Written request — Copy out every record precisely.

(Records that describe figures)
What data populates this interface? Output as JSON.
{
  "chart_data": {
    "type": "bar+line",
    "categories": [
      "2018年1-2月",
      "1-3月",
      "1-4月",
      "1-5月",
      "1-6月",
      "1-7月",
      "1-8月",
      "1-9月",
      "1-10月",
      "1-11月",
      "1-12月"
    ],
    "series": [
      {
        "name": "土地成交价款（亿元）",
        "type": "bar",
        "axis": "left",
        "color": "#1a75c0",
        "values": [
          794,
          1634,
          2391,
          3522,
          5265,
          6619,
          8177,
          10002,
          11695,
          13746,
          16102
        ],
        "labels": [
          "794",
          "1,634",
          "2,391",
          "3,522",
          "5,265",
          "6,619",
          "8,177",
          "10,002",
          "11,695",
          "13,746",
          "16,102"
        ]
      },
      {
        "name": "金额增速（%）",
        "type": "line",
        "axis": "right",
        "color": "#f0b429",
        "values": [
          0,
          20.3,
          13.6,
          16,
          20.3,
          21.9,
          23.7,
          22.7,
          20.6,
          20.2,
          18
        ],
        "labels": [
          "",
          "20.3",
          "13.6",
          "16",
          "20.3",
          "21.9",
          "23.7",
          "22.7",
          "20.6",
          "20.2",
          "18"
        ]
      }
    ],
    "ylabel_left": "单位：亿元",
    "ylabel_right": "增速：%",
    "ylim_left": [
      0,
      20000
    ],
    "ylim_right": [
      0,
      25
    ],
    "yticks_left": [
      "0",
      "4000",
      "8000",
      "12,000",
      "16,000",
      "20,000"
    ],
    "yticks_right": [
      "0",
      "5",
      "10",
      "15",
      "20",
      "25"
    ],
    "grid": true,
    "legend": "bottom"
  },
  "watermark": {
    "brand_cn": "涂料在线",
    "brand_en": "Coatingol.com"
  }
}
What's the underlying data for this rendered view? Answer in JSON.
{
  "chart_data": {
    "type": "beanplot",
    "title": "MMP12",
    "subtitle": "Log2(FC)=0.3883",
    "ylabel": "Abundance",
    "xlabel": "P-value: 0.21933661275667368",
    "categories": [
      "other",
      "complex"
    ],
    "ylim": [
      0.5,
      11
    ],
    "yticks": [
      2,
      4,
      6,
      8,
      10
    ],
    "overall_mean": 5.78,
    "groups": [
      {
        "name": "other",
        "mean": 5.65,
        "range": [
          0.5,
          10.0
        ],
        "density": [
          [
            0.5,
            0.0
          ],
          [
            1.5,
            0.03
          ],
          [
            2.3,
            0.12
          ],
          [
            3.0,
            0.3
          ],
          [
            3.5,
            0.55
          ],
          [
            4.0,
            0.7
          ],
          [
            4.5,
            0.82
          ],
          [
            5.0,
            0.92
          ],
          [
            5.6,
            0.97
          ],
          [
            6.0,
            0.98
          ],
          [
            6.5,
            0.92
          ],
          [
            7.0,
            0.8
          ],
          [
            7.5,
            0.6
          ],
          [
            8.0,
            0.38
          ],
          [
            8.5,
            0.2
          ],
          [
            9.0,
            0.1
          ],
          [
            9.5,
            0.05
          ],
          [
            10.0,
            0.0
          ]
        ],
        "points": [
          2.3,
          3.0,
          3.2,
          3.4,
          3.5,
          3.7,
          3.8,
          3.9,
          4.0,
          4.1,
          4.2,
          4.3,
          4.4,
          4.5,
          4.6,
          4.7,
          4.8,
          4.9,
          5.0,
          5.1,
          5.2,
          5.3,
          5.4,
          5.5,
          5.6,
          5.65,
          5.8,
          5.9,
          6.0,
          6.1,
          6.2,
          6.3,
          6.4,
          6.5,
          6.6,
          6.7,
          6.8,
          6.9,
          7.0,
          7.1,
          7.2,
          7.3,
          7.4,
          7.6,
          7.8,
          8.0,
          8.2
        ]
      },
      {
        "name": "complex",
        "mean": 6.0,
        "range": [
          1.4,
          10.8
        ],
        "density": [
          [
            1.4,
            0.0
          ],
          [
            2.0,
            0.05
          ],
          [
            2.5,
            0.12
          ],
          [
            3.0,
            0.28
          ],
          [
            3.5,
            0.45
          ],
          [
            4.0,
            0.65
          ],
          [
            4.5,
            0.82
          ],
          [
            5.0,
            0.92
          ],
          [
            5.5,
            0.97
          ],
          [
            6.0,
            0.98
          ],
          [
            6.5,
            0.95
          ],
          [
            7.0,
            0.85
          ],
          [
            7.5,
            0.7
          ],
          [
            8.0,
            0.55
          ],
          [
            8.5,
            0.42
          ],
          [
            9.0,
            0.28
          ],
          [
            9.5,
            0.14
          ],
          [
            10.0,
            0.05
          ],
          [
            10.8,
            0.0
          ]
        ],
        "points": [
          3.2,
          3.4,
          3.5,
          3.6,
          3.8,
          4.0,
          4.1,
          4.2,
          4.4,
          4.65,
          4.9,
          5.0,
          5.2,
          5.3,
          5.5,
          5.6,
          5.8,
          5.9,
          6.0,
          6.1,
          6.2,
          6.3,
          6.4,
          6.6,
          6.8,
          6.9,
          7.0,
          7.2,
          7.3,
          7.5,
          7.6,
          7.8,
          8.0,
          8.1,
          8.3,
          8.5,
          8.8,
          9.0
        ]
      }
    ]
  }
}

Output for this task —
What data populates this interface? Output as JSON.
{
  "chart_data": {
    "type": "bar+line",
    "categories": [
      "2018年1-2月",
      "1-3月",
      "1-4月",
      "1-5月",
      "1-6月",
      "1-7月",
      "1-8月",
      "1-9月",
      "1-10月",
      "1-11月",
      "1-12月"
    ],
    "series": [
      {
        "name": "土地成交价款（亿元）",
        "type": "bar",
        "axis": "left",
        "color": "#1a75c0",
        "values": [
          794,
          1634,
          2391,
          3522,
          5265,
          6619,
          8177,
          10002,
          11695,
          13746,
          16102
        ],
        "labels": [
          "794",
          "1,634",
          "2,391",
          "3,522",
          "5,265",
          "6,619",
          "8,177",
          "10,002",
          "11,695",
          "13,746",
          "16,102"
        ]
      },
      {
        "name": "金额增速（%）",
        "type": "line",
        "axis": "right",
        "color": "#f0b429",
        "values": [
          0,
          20.3,
          13.6,
          16,
          20.3,
          21.9,
          23.7,
          22.7,
          20.6,
          20.2,
          18
        ],
        "labels": [
          "",
          "20.3",
          "13.6",
          "16",
          "20.3",
          "21.9",
          "23.7",
          "22.7",
          "20.6",
          "20.2",
          "18"
        ]
      }
    ],
    "ylabel_left": "单位：亿元",
    "ylabel_right": "增速：%",
    "ylim_left": [
      0,
      20000
    ],
    "ylim_right": [
      0,
      25
    ],
    "yticks_left": [
      "0",
      "4000",
      "8000",
      "12,000",
      "16,000",
      "20,000"
    ],
    "yticks_right": [
      "0",
      "5",
      "10",
      "15",
      "20",
      "25"
    ],
    "grid": true,
    "legend": "bottom"
  },
  "watermark": {
    "brand_cn": "涂料在线",
    "brand_en": "Coatingol.com"
  }
}
What's the underlying data for this rendered view? Answer in JSON.
{
  "chart_data": {
    "type": "beanplot",
    "title": "MMP12",
    "subtitle": "Log2(FC)=0.3883",
    "ylabel": "Abundance",
    "xlabel": "P-value: 0.21933661275667368",
    "categories": [
      "other",
      "complex"
    ],
    "ylim": [
      0.5,
      11
    ],
    "yticks": [
      2,
      4,
      6,
      8,
      10
    ],
    "overall_mean": 5.78,
    "groups": [
      {
        "name": "other",
        "mean": 5.65,
        "range": [
          0.5,
          10.0
        ],
        "density": [
          [
            0.5,
            0.0
          ],
          [
            1.5,
            0.03
          ],
          [
            2.3,
            0.12
          ],
          [
            3.0,
            0.3
          ],
          [
            3.5,
            0.55
          ],
          [
            4.0,
            0.7
          ],
          [
            4.5,
            0.82
          ],
          [
            5.0,
            0.92
          ],
          [
            5.6,
            0.97
          ],
          [
            6.0,
            0.98
          ],
          [
            6.5,
            0.92
          ],
          [
            7.0,
            0.8
          ],
          [
            7.5,
            0.6
          ],
          [
            8.0,
            0.38
          ],
          [
            8.5,
            0.2
          ],
          [
            9.0,
            0.1
          ],
          [
            9.5,
            0.05
          ],
          [
            10.0,
            0.0
          ]
        ],
        "points": [
          2.3,
          3.0,
          3.2,
          3.4,
          3.5,
          3.7,
          3.8,
          3.9,
          4.0,
          4.1,
          4.2,
          4.3,
          4.4,
          4.5,
          4.6,
          4.7,
          4.8,
          4.9,
          5.0,
          5.1,
          5.2,
          5.3,
          5.4,
          5.5,
          5.6,
          5.65,
          5.8,
          5.9,
          6.0,
          6.1,
          6.2,
          6.3,
          6.4,
          6.5,
          6.6,
          6.7,
          6.8,
          6.9,
          7.0,
          7.1,
          7.2,
          7.3,
          7.4,
          7.6,
          7.8,
          8.0,
          8.2
        ]
      },
      {
        "name": "complex",
        "mean": 6.0,
        "range": [
          1.4,
          10.8
        ],
        "density": [
          [
            1.4,
            0.0
          ],
          [
            2.0,
            0.05
          ],
          [
            2.5,
            0.12
          ],
          [
            3.0,
            0.28
          ],
          [
            3.5,
            0.45
          ],
          [
            4.0,
            0.65
          ],
          [
            4.5,
            0.82
          ],
          [
            5.0,
            0.92
          ],
          [
            5.5,
            0.97
          ],
          [
            6.0,
            0.98
          ],
          [
            6.5,
            0.95
          ],
          [
            7.0,
            0.85
          ],
          [
            7.5,
            0.7
          ],
          [
            8.0,
            0.55
          ],
          [
            8.5,
            0.42
          ],
          [
            9.0,
            0.28
          ],
          [
            9.5,
            0.14
          ],
          [
            10.0,
            0.05
          ],
          [
            10.8,
            0.0
          ]
        ],
        "points": [
          3.2,
          3.4,
          3.5,
          3.6,
          3.8,
          4.0,
          4.1,
          4.2,
          4.4,
          4.65,
          4.9,
          5.0,
          5.2,
          5.3,
          5.5,
          5.6,
          5.8,
          5.9,
          6.0,
          6.1,
          6.2,
          6.3,
          6.4,
          6.6,
          6.8,
          6.9,
          7.0,
          7.2,
          7.3,
          7.5,
          7.6,
          7.8,
          8.0,
          8.1,
          8.3,
          8.5,
          8.8,
          9.0
        ]
      }
    ]
  }
}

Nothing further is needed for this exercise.